Work required: Return all the data, word for word.
====================
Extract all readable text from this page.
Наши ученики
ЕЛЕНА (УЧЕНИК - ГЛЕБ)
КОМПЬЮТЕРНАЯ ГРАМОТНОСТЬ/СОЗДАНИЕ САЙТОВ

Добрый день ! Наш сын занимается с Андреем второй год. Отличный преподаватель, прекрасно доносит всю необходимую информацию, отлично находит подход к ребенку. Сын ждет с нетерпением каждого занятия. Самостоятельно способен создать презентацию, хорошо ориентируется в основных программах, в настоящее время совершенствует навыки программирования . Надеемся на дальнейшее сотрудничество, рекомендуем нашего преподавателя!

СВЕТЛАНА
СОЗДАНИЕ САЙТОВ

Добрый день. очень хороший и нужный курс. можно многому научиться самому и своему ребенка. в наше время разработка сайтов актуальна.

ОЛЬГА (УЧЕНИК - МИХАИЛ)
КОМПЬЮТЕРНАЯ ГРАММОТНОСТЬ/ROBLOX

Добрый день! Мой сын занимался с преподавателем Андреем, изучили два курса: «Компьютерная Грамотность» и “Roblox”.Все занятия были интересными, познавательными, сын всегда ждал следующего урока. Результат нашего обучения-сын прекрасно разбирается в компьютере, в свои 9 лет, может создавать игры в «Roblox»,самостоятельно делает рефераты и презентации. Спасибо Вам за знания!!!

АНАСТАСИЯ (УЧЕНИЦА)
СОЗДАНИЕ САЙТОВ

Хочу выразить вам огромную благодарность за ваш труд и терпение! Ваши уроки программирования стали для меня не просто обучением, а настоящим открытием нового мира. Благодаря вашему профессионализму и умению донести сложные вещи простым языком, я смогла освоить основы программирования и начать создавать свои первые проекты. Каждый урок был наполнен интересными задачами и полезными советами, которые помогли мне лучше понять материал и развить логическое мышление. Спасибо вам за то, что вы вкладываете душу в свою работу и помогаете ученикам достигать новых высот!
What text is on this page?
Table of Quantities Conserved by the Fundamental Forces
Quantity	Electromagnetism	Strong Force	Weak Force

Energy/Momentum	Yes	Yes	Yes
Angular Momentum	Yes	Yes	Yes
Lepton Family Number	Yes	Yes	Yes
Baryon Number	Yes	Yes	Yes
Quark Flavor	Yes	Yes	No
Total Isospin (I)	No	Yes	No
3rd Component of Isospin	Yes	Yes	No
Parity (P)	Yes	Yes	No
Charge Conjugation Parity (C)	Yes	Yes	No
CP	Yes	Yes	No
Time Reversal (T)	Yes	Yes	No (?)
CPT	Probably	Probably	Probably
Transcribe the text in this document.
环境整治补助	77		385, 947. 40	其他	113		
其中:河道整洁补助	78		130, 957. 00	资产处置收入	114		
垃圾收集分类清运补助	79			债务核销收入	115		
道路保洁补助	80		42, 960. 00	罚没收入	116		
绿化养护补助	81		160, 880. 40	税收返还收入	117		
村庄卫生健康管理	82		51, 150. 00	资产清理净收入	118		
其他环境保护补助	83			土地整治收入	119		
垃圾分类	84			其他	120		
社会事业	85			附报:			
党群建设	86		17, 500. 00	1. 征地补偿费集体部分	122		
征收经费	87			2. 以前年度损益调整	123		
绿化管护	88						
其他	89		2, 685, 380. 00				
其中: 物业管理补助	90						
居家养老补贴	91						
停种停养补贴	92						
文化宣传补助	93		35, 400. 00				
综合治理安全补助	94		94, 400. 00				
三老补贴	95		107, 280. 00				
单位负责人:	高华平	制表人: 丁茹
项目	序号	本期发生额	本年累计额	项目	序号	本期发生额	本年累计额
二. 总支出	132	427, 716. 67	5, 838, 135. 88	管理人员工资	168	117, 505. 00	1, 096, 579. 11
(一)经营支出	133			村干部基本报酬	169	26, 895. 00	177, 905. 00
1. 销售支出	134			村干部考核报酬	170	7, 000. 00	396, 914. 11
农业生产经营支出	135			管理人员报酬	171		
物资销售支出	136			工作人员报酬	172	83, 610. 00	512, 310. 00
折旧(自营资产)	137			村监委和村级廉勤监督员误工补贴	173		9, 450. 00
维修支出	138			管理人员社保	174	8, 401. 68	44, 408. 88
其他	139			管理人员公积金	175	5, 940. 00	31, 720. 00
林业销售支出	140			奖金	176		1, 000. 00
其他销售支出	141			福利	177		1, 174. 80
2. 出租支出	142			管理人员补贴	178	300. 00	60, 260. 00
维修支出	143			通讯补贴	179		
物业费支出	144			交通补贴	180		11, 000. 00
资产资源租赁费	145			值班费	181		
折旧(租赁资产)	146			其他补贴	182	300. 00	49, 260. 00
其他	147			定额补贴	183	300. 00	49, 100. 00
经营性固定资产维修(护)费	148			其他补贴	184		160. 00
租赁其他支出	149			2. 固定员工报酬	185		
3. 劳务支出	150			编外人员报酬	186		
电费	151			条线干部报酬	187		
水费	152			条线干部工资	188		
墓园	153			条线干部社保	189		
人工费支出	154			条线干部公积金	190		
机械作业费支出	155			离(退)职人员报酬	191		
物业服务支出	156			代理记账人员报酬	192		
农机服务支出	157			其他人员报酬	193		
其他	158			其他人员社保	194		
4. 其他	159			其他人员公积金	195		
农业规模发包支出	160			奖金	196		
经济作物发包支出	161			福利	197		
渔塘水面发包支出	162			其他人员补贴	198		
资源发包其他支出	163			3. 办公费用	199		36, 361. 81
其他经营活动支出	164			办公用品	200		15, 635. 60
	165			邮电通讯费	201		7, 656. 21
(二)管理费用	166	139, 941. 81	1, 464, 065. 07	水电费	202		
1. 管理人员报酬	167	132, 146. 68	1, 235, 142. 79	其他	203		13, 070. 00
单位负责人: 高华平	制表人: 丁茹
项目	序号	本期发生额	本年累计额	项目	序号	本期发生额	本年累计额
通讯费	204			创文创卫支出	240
====================
Exercise solution:
Extract all readable text from this page.
Наши ученики
ЕЛЕНА (УЧЕНИК - ГЛЕБ)
КОМПЬЮТЕРНАЯ ГРАМОТНОСТЬ/СОЗДАНИЕ САЙТОВ

Добрый день ! Наш сын занимается с Андреем второй год. Отличный преподаватель, прекрасно доносит всю необходимую информацию, отлично находит подход к ребенку. Сын ждет с нетерпением каждого занятия. Самостоятельно способен создать презентацию, хорошо ориентируется в основных программах, в настоящее время совершенствует навыки программирования . Надеемся на дальнейшее сотрудничество, рекомендуем нашего преподавателя!

СВЕТЛАНА
СОЗДАНИЕ САЙТОВ

Добрый день. очень хороший и нужный курс. можно многому научиться самому и своему ребенка. в наше время разработка сайтов актуальна.

ОЛЬГА (УЧЕНИК - МИХАИЛ)
КОМПЬЮТЕРНАЯ ГРАММОТНОСТЬ/ROBLOX

Добрый день! Мой сын занимался с преподавателем Андреем, изучили два курса: «Компьютерная Грамотность» и “Roblox”.Все занятия были интересными, познавательными, сын всегда ждал следующего урока. Результат нашего обучения-сын прекрасно разбирается в компьютере, в свои 9 лет, может создавать игры в «Roblox»,самостоятельно делает рефераты и презентации. Спасибо Вам за знания!!!

АНАСТАСИЯ (УЧЕНИЦА)
СОЗДАНИЕ САЙТОВ

Хочу выразить вам огромную благодарность за ваш труд и терпение! Ваши уроки программирования стали для меня не просто обучением, а настоящим открытием нового мира. Благодаря вашему профессионализму и умению донести сложные вещи простым языком, я смогла освоить основы программирования и начать создавать свои первые проекты. Каждый урок был наполнен интересными задачами и полезными советами, которые помогли мне лучше понять материал и развить логическое мышление. Спасибо вам за то, что вы вкладываете душу в свою работу и помогаете ученикам достигать новых высот!
What text is on this page?
Table of Quantities Conserved by the Fundamental Forces
Quantity	Electromagnetism	Strong Force	Weak Force

Energy/Momentum	Yes	Yes	Yes
Angular Momentum	Yes	Yes	Yes
Lepton Family Number	Yes	Yes	Yes
Baryon Number	Yes	Yes	Yes
Quark Flavor	Yes	Yes	No
Total Isospin (I)	No	Yes	No
3rd Component of Isospin	Yes	Yes	No
Parity (P)	Yes	Yes	No
Charge Conjugation Parity (C)	Yes	Yes	No
CP	Yes	Yes	No
Time Reversal (T)	Yes	Yes	No (?)
CPT	Probably	Probably	Probably
Transcribe the text in this document.
环境整治补助	77		385, 947. 40	其他	113		
其中:河道整洁补助	78		130, 957. 00	资产处置收入	114		
垃圾收集分类清运补助	79			债务核销收入	115		
道路保洁补助	80		42, 960. 00	罚没收入	116		
绿化养护补助	81		160, 880. 40	税收返还收入	117		
村庄卫生健康管理	82		51, 150. 00	资产清理净收入	118		
其他环境保护补助	83			土地整治收入	119		
垃圾分类	84			其他	120		
社会事业	85			附报:			
党群建设	86		17, 500. 00	1. 征地补偿费集体部分	122		
征收经费	87			2. 以前年度损益调整	123		
绿化管护	88						
其他	89		2, 685, 380. 00				
其中: 物业管理补助	90						
居家养老补贴	91						
停种停养补贴	92						
文化宣传补助	93		35, 400. 00				
综合治理安全补助	94		94, 400. 00				
三老补贴	95		107, 280. 00				
单位负责人:	高华平	制表人: 丁茹
项目	序号	本期发生额	本年累计额	项目	序号	本期发生额	本年累计额
二. 总支出	132	427, 716. 67	5, 838, 135. 88	管理人员工资	168	117, 505. 00	1, 096, 579. 11
(一)经营支出	133			村干部基本报酬	169	26, 895. 00	177, 905. 00
1. 销售支出	134			村干部考核报酬	170	7, 000. 00	396, 914. 11
农业生产经营支出	135			管理人员报酬	171		
物资销售支出	136			工作人员报酬	172	83, 610. 00	512, 310. 00
折旧(自营资产)	137			村监委和村级廉勤监督员误工补贴	173		9, 450. 00
维修支出	138			管理人员社保	174	8, 401. 68	44, 408. 88
其他	139			管理人员公积金	175	5, 940. 00	31, 720. 00
林业销售支出	140			奖金	176		1, 000. 00
其他销售支出	141			福利	177		1, 174. 80
2. 出租支出	142			管理人员补贴	178	300. 00	60, 260. 00
维修支出	143			通讯补贴	179		
物业费支出	144			交通补贴	180		11, 000. 00
资产资源租赁费	145			值班费	181		
折旧(租赁资产)	146			其他补贴	182	300. 00	49, 260. 00
其他	147			定额补贴	183	300. 00	49, 100. 00
经营性固定资产维修(护)费	148			其他补贴	184		160. 00
租赁其他支出	149			2. 固定员工报酬	185		
3. 劳务支出	150			编外人员报酬	186		
电费	151			条线干部报酬	187		
水费	152			条线干部工资	188		
墓园	153			条线干部社保	189		
人工费支出	154			条线干部公积金	190		
机械作业费支出	155			离(退)职人员报酬	191		
物业服务支出	156			代理记账人员报酬	192		
农机服务支出	157			其他人员报酬	193		
其他	158			其他人员社保	194		
4. 其他	159			其他人员公积金	195		
农业规模发包支出	160			奖金	196		
经济作物发包支出	161			福利	197		
渔塘水面发包支出	162			其他人员补贴	198		
资源发包其他支出	163			3. 办公费用	199		36, 361. 81
其他经营活动支出	164			办公用品	200		15, 635. 60
	165			邮电通讯费	201		7, 656. 21
(二)管理费用	166	139, 941. 81	1, 464, 065. 07	水电费	202		
1. 管理人员报酬	167	132, 146. 68	1, 235, 142. 79	其他	203		13, 070. 00
单位负责人: 高华平	制表人: 丁茹
项目	序号	本期发生额	本年累计额	项目	序号	本期发生额	本年累计额
通讯费	204			创文创卫支出	240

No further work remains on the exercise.